--- INPUT MATERIAL ---
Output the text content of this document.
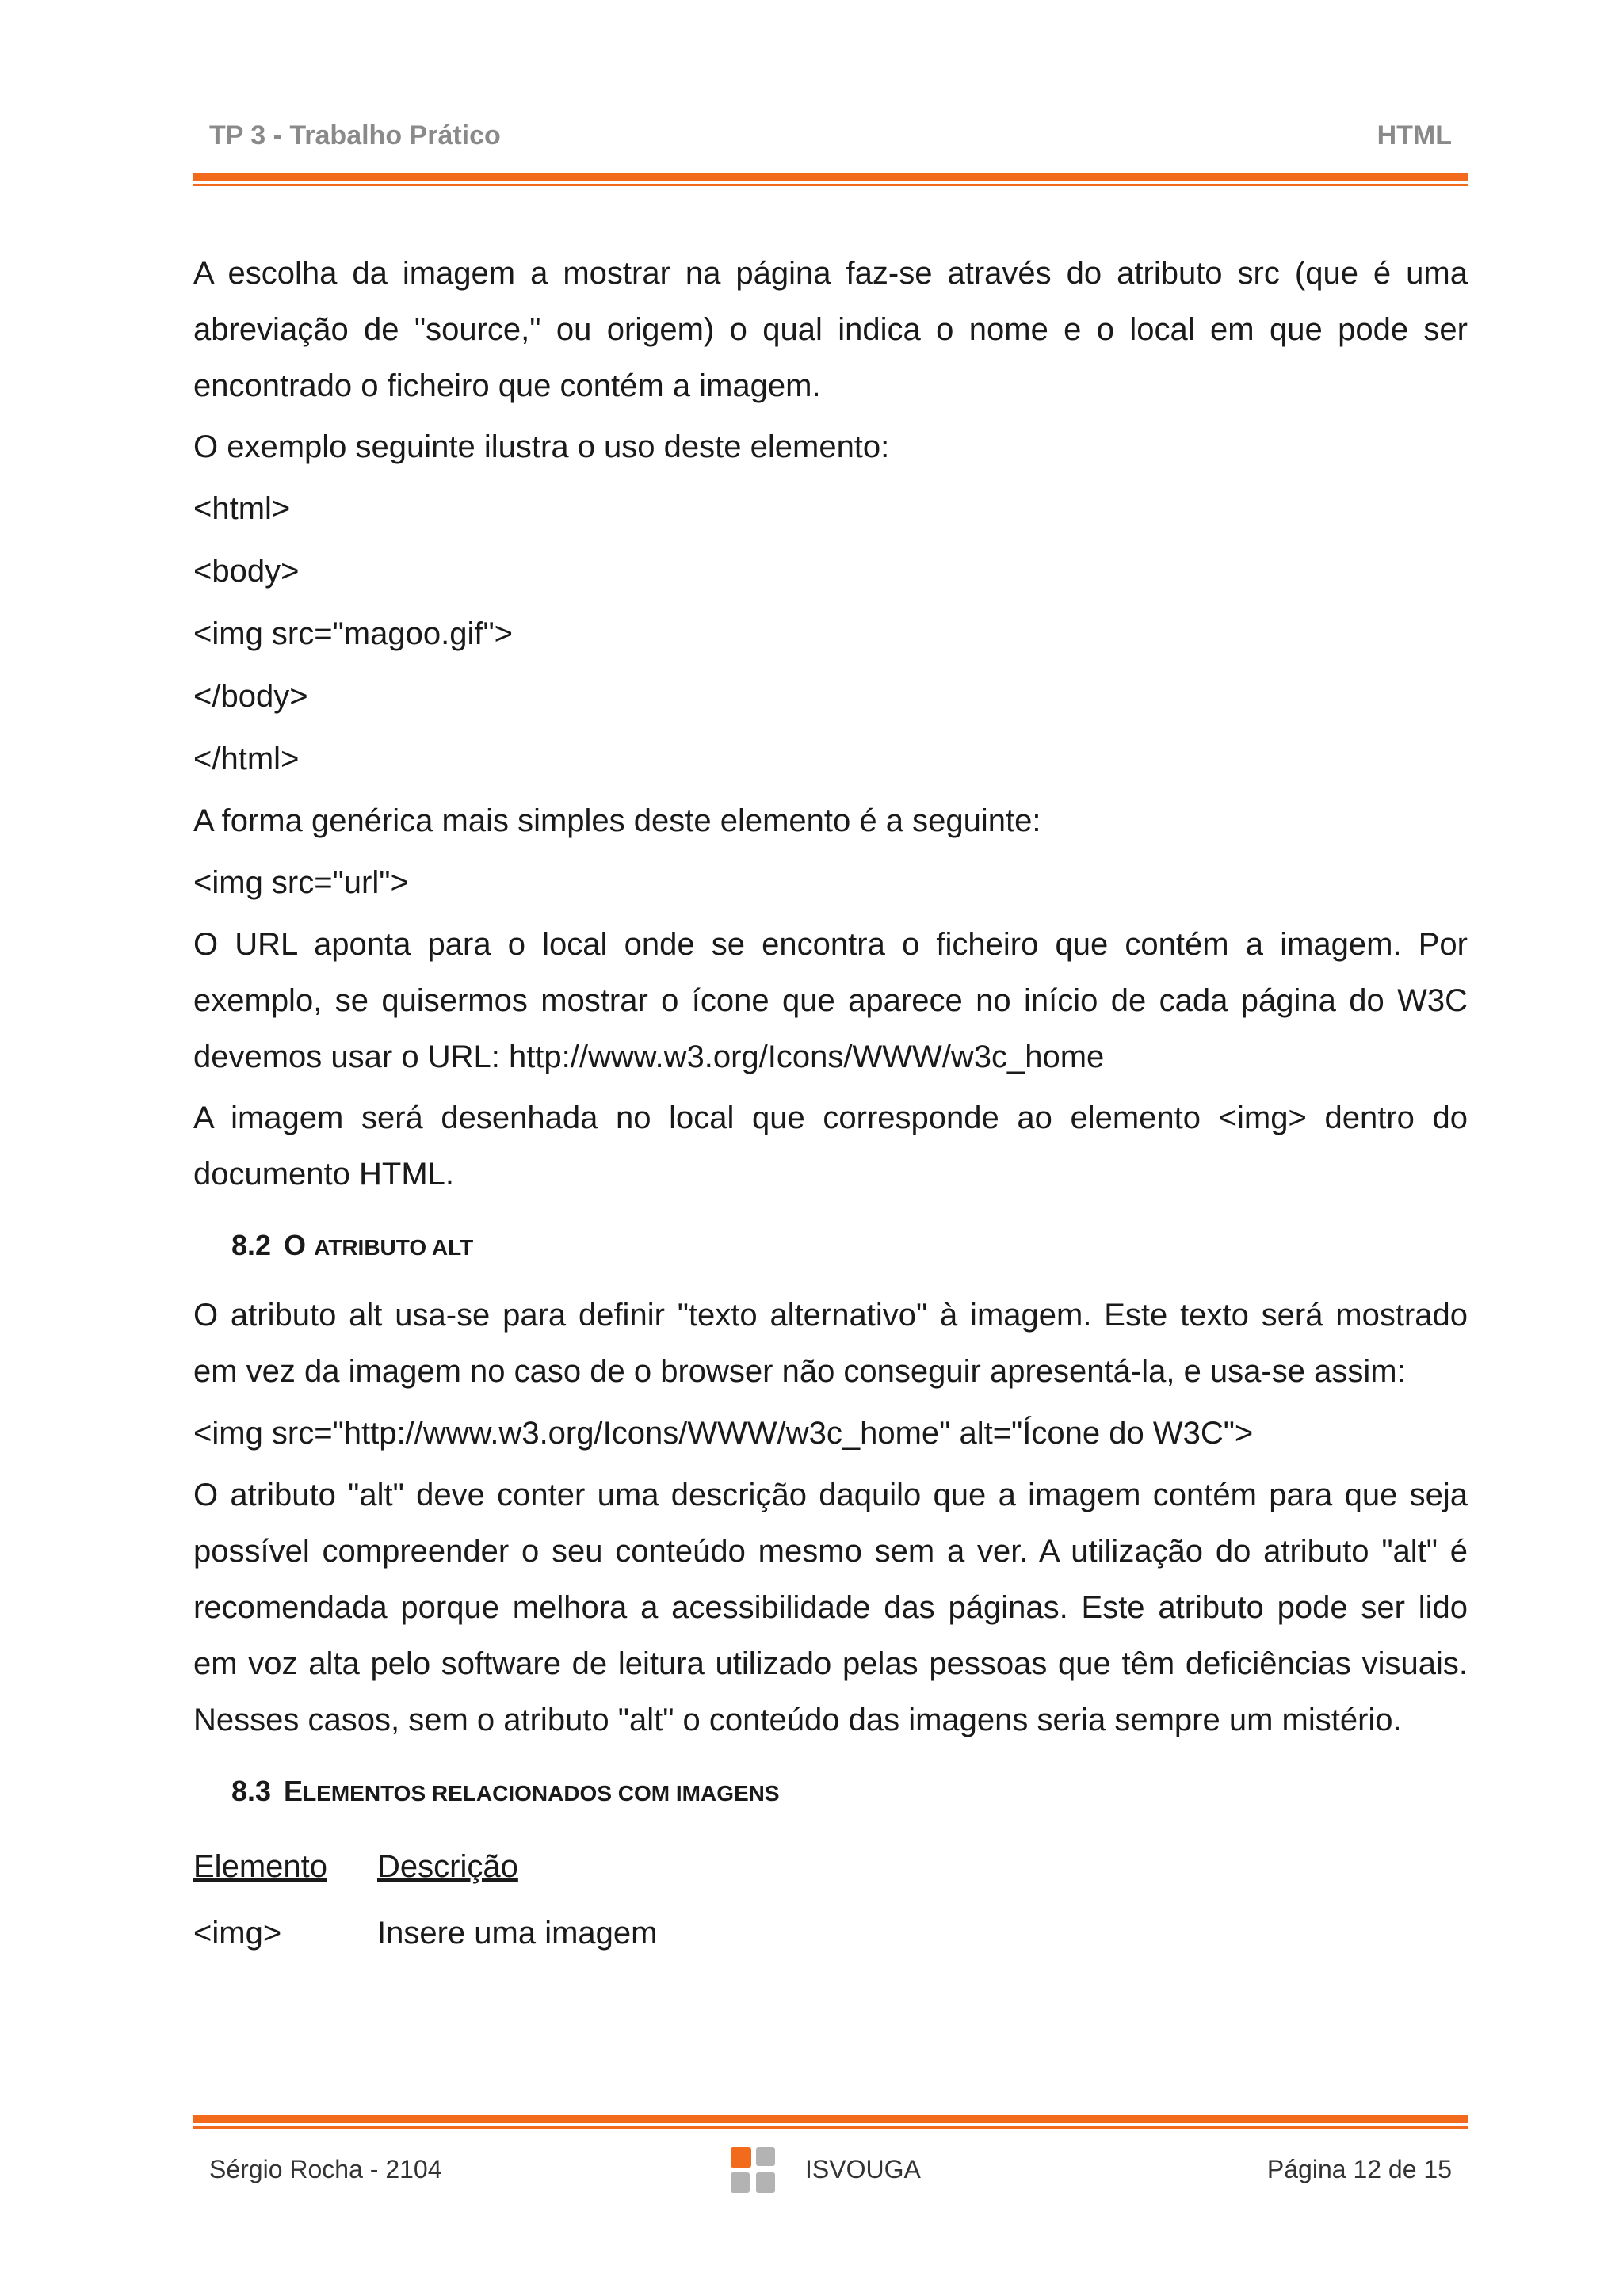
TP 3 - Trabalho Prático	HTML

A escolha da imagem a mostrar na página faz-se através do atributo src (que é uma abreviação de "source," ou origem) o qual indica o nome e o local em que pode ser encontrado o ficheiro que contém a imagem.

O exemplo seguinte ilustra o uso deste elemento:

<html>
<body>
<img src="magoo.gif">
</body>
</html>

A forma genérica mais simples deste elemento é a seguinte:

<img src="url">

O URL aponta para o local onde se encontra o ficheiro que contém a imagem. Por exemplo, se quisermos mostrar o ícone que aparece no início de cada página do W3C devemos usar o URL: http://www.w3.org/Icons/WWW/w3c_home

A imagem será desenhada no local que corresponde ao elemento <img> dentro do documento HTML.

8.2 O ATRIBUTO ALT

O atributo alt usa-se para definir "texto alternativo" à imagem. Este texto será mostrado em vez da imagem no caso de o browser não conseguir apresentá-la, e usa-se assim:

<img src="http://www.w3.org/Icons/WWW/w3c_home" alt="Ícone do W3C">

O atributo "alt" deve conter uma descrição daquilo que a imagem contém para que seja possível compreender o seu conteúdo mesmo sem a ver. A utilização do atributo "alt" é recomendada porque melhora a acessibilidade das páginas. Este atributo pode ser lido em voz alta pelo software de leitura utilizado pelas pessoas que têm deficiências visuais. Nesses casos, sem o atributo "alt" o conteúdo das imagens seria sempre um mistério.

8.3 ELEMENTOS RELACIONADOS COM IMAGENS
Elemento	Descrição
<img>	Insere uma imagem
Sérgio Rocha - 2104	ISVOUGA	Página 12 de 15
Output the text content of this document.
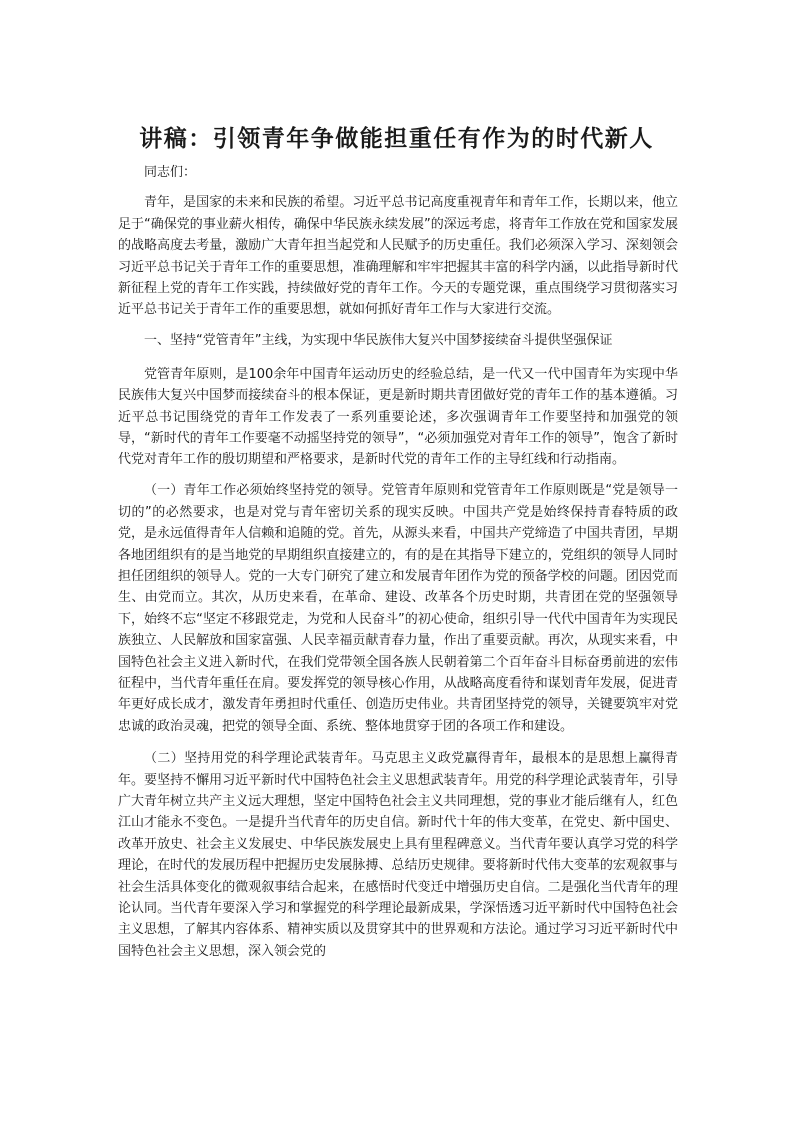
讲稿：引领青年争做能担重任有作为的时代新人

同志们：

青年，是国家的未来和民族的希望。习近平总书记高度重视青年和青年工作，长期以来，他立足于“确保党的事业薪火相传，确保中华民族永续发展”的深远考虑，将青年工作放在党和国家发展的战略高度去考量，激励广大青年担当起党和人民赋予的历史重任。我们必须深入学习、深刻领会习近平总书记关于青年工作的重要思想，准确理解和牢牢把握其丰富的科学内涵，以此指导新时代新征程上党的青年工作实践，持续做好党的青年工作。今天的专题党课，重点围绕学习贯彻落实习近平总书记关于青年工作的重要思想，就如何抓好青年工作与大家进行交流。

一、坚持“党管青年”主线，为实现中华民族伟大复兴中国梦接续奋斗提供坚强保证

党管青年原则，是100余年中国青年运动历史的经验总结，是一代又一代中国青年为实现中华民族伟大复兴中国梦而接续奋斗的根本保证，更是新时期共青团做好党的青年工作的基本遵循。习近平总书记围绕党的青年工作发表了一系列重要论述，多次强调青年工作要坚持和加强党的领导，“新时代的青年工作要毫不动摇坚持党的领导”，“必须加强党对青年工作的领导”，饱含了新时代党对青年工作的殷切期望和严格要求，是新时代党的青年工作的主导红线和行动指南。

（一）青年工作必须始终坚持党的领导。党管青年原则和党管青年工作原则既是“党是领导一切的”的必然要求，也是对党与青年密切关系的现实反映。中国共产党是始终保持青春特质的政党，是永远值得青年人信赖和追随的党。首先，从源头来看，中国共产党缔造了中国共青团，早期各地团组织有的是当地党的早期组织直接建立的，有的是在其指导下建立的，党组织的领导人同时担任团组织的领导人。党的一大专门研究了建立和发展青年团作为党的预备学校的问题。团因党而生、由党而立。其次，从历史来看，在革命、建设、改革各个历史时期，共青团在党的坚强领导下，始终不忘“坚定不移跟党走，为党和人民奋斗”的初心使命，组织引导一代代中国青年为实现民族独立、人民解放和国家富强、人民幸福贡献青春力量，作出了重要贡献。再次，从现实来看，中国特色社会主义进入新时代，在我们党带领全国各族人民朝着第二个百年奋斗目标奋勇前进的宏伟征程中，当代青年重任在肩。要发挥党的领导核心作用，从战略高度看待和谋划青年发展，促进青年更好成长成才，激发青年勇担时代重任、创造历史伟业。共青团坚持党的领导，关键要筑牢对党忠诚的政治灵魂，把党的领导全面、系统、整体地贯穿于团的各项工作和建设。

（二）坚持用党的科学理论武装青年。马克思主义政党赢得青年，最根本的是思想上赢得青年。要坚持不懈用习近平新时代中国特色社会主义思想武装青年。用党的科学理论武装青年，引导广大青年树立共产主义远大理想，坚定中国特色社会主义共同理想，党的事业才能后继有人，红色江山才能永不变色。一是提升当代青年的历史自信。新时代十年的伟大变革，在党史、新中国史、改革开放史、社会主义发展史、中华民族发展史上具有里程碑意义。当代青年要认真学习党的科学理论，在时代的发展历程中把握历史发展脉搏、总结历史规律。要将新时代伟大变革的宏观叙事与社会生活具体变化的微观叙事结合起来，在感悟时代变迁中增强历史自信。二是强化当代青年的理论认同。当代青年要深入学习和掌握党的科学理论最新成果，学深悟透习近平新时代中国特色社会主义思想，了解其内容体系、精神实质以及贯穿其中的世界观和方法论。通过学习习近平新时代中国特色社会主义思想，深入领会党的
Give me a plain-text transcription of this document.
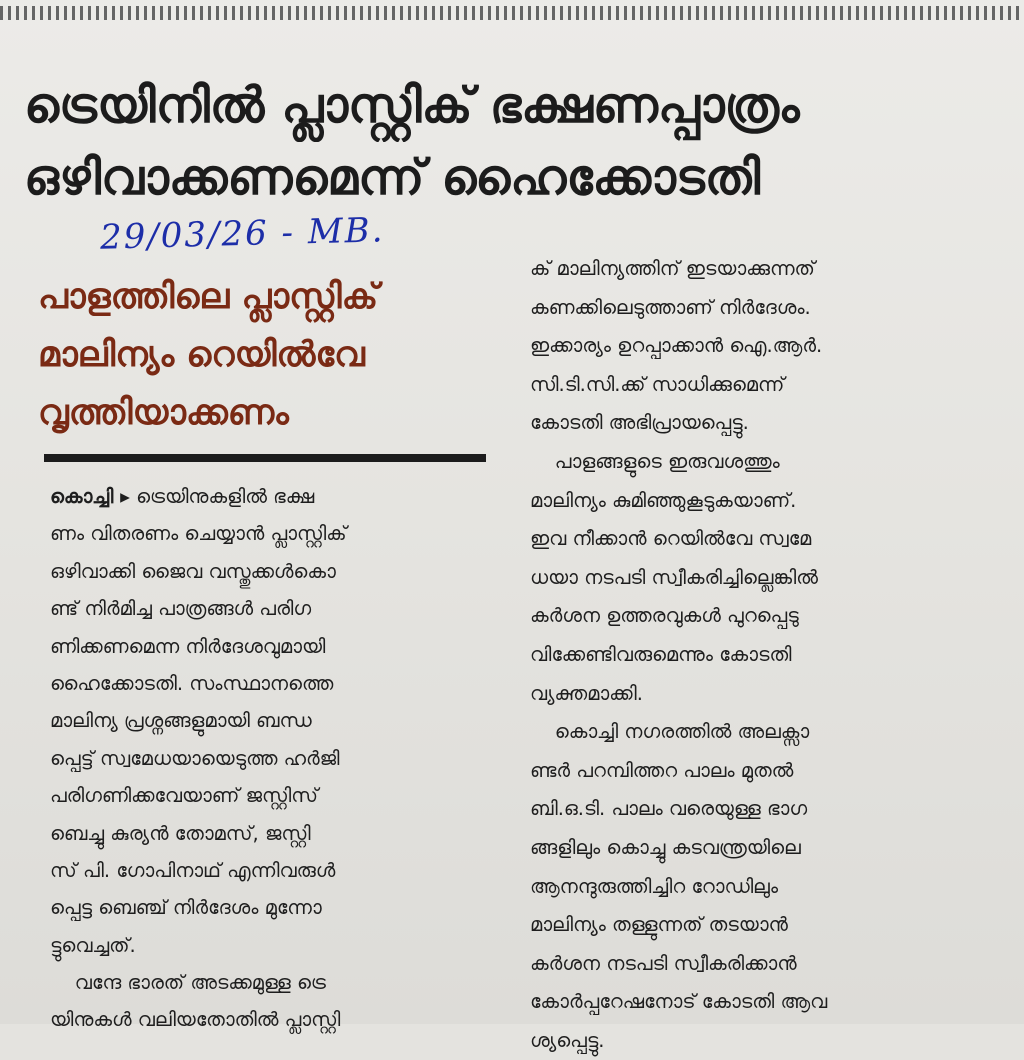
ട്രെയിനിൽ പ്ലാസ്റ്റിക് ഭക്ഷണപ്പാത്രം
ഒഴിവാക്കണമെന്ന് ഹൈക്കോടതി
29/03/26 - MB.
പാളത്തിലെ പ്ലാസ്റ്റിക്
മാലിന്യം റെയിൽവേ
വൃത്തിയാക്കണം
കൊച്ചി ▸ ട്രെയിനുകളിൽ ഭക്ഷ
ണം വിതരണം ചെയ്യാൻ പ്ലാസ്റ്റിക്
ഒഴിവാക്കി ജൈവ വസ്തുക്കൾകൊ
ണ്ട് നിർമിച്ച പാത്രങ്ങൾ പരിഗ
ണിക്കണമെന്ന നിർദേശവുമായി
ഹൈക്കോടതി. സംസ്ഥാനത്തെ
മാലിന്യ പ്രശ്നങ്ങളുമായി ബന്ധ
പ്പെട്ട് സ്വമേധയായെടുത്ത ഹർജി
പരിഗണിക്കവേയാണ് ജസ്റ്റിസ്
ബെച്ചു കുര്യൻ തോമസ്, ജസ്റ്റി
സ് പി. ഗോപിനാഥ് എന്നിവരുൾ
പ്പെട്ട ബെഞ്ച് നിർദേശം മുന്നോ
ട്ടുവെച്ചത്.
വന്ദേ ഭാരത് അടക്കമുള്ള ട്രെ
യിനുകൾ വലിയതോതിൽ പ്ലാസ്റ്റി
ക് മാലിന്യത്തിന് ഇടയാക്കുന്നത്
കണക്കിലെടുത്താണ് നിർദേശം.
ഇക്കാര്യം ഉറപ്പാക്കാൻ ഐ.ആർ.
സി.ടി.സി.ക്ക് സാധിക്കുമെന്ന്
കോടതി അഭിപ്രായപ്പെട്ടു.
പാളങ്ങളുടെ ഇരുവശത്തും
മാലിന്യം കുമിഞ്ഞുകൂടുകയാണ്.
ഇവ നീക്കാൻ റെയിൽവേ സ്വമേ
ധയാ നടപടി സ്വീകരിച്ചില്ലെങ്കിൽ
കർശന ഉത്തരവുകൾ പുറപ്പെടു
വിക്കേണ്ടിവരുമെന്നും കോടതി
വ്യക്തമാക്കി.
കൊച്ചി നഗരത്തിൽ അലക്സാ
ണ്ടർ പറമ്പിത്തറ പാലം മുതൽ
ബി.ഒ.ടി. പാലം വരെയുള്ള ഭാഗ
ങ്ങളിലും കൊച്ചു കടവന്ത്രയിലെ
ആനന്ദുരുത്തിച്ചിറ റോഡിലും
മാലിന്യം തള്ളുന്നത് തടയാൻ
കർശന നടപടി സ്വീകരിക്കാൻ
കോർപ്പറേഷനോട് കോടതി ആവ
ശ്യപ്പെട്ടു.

--- EXERCISE DETAILS ---
Pull out all lines containing "será".

--- RESULT ---
A imagem será desenhada no local que corresponde ao elemento <img> dentro do documento HTML.
O atributo alt usa-se para definir "texto alternativo" à imagem. Este texto será mostrado em vez da imagem no caso de o browser não conseguir apresentá-la, e usa-se assim:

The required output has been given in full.